> **Challenge**
Identify every line in the records below that contains the word "xlabel", and reproduce each one.

> **Raw data**
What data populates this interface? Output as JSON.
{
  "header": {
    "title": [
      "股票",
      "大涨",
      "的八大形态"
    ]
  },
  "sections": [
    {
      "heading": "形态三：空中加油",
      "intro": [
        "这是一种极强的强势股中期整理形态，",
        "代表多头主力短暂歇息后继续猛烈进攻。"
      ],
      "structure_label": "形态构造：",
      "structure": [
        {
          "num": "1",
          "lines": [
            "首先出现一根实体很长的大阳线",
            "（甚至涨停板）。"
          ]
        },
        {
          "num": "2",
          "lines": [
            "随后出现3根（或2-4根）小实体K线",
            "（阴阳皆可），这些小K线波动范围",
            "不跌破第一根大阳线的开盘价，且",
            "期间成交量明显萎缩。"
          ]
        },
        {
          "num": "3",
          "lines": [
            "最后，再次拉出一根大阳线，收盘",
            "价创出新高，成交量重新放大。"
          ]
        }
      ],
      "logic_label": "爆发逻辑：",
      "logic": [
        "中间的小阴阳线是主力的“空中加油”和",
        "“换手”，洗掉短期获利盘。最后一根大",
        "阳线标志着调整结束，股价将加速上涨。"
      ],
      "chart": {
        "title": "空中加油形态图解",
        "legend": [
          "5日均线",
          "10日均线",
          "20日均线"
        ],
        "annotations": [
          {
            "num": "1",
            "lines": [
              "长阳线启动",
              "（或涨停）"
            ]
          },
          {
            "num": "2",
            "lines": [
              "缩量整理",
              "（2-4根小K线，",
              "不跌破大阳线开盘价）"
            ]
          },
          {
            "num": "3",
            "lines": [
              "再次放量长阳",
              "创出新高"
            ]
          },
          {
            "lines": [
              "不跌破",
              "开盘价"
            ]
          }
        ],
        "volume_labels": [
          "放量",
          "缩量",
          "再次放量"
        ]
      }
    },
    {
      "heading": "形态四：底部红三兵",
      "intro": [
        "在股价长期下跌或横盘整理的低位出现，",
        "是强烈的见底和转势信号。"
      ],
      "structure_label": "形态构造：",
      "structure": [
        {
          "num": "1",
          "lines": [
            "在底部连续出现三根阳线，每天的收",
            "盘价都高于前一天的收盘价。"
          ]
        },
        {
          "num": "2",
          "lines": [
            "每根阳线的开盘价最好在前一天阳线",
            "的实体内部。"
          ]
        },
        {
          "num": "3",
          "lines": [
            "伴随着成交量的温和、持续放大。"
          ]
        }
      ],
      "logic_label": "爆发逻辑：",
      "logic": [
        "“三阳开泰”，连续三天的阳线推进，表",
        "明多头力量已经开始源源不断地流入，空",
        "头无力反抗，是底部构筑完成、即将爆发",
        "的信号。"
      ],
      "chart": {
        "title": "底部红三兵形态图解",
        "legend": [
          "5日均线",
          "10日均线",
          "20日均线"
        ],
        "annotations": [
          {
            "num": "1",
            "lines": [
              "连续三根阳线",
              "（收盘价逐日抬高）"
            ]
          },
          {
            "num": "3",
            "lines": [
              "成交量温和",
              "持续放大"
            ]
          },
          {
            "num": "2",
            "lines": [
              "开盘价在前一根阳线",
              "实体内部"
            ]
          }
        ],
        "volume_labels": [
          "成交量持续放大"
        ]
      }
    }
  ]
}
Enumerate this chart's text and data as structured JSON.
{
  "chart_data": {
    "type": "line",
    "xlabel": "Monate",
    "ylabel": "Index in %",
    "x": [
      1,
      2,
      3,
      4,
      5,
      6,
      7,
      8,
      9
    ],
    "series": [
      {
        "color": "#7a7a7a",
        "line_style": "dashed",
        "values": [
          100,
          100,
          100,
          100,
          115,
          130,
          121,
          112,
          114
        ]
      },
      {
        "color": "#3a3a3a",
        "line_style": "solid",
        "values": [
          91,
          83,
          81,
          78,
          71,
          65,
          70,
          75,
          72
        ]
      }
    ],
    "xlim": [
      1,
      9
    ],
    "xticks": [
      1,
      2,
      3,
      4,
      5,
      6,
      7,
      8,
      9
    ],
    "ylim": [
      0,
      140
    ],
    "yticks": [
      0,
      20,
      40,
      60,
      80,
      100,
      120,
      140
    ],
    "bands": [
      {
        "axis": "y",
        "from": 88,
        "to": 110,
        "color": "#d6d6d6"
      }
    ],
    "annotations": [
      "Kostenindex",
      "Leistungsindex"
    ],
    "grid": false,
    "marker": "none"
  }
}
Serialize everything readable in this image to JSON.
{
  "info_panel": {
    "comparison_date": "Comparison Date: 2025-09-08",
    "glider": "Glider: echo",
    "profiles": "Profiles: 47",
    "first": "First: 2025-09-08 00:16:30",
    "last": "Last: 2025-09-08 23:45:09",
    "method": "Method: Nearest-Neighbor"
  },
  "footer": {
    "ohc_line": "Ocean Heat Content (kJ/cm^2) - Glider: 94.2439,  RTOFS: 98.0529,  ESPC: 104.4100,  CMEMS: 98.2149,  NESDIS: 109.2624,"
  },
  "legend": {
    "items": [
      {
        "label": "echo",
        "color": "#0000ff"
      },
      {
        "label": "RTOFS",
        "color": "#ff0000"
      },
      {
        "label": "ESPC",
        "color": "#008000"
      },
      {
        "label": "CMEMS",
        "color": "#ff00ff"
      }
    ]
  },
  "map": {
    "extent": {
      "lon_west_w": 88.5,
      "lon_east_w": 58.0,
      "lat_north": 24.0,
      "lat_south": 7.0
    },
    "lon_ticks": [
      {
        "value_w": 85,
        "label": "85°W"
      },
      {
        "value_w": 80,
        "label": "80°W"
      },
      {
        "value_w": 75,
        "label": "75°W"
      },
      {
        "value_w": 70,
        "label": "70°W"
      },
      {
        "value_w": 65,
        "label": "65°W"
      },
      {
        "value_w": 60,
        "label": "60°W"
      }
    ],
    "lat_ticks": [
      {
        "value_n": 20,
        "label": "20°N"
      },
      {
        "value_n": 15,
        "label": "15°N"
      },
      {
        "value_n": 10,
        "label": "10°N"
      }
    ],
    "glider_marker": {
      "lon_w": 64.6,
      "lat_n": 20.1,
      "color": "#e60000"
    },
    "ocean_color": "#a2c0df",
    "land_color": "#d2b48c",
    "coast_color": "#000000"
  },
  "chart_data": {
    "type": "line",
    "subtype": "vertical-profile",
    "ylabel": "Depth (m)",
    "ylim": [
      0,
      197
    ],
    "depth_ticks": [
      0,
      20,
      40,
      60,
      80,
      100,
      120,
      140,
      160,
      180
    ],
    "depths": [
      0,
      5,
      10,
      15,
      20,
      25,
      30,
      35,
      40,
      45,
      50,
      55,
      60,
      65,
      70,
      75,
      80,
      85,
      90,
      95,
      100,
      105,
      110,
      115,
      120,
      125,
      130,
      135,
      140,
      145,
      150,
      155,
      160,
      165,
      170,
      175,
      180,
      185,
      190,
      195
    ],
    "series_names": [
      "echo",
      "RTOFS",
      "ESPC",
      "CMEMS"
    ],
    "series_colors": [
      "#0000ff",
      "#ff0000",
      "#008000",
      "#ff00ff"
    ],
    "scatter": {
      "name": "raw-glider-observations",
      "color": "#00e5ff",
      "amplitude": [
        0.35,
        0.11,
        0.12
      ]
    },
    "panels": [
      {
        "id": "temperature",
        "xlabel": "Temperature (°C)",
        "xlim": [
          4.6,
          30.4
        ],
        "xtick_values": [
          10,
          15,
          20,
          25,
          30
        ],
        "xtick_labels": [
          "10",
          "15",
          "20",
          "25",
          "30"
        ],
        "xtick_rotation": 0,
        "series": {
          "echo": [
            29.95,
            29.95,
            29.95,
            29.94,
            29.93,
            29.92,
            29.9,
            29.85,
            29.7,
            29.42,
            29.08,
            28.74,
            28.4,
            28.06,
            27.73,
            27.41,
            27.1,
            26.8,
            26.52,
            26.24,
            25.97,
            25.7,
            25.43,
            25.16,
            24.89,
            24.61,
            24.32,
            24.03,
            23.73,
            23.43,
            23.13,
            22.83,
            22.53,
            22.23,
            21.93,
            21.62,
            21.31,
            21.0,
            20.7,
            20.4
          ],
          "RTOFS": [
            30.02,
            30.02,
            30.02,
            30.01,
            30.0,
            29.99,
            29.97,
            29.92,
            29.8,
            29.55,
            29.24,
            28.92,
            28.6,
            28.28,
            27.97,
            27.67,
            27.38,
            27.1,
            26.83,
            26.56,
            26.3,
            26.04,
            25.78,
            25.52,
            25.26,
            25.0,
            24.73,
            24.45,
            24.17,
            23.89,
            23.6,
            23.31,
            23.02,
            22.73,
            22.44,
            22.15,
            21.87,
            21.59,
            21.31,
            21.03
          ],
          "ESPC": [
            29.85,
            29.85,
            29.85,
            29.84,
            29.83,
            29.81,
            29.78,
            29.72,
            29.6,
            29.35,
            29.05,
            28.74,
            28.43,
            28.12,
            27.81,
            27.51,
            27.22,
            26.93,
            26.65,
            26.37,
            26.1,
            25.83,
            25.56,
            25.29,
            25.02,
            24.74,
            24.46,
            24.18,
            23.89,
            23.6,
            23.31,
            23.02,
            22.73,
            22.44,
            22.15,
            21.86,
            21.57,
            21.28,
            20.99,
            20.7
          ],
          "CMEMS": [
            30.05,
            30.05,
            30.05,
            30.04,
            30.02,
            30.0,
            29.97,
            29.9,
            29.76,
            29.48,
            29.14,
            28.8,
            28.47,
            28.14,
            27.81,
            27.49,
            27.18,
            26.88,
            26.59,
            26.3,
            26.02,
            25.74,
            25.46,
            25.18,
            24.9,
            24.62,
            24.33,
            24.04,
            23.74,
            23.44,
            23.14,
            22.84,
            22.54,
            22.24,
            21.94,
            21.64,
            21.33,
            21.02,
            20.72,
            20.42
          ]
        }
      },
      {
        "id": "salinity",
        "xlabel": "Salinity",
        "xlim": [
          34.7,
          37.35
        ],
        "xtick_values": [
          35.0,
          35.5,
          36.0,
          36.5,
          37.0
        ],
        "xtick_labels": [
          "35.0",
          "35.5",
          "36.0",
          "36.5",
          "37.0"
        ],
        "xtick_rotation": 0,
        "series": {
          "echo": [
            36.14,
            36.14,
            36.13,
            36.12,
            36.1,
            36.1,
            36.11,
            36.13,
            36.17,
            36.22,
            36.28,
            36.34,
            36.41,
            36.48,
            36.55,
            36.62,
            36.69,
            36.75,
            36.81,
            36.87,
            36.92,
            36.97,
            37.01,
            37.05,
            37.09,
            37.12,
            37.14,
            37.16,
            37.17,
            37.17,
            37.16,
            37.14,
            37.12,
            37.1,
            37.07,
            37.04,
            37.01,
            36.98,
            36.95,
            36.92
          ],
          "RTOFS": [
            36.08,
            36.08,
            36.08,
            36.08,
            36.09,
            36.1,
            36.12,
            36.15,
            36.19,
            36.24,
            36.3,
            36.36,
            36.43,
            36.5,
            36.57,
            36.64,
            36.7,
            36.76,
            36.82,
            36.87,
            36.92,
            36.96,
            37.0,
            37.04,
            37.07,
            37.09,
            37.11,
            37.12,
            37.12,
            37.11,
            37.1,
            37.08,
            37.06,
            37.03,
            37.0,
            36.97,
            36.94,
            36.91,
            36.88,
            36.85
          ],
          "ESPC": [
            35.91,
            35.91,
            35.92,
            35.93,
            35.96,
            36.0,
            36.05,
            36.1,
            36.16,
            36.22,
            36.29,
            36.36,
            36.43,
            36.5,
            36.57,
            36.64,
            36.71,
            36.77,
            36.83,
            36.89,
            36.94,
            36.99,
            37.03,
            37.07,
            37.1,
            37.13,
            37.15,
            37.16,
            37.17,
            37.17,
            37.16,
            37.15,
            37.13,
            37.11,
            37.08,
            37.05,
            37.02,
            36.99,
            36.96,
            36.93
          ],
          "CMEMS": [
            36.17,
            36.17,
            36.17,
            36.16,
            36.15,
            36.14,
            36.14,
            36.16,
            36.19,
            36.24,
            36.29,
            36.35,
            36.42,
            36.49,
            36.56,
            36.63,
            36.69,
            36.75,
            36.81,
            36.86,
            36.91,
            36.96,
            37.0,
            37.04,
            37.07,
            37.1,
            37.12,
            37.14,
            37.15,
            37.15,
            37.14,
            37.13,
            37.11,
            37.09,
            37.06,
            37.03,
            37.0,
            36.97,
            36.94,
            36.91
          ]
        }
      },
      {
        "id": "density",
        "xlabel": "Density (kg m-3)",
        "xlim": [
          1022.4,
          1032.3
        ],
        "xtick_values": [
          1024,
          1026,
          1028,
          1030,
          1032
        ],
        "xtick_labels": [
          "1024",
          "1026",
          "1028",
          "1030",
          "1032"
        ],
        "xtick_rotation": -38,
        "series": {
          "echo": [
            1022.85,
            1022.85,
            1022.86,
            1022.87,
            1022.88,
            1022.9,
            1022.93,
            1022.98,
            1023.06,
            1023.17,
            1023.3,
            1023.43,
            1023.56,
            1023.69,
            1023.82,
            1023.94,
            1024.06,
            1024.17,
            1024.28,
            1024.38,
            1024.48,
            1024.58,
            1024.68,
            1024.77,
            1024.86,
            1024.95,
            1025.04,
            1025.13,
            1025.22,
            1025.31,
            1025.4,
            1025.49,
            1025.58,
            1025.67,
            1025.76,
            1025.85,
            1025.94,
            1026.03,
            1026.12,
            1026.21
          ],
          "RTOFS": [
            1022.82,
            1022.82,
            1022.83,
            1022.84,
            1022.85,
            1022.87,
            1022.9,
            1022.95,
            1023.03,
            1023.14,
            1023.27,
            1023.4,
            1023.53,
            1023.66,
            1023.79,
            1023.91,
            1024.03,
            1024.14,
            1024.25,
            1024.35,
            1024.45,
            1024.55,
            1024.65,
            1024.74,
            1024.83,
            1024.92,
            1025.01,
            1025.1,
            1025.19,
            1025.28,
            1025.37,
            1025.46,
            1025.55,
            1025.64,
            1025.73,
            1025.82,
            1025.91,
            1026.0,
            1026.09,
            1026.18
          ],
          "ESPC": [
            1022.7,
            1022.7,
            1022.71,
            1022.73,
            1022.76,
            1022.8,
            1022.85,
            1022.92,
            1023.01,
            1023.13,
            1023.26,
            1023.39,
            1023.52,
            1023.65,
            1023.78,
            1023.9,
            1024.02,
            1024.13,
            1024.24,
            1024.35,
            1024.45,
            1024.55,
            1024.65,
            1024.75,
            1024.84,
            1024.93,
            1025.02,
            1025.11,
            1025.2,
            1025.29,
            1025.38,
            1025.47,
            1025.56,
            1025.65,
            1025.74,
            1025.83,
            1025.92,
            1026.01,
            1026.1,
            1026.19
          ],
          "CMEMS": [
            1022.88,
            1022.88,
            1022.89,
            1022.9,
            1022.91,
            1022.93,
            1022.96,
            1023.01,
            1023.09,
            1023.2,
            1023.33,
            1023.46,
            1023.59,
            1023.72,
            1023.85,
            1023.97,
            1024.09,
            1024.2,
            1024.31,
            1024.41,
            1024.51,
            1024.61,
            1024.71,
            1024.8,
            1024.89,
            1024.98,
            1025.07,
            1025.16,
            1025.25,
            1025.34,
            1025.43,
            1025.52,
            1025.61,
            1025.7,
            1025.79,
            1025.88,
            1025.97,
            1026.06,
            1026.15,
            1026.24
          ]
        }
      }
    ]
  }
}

> **Complete output**
    "xlabel": "Monate",
        "xlabel": "Temperature (°C)",
        "xlabel": "Salinity",
        "xlabel": "Density (kg m-3)",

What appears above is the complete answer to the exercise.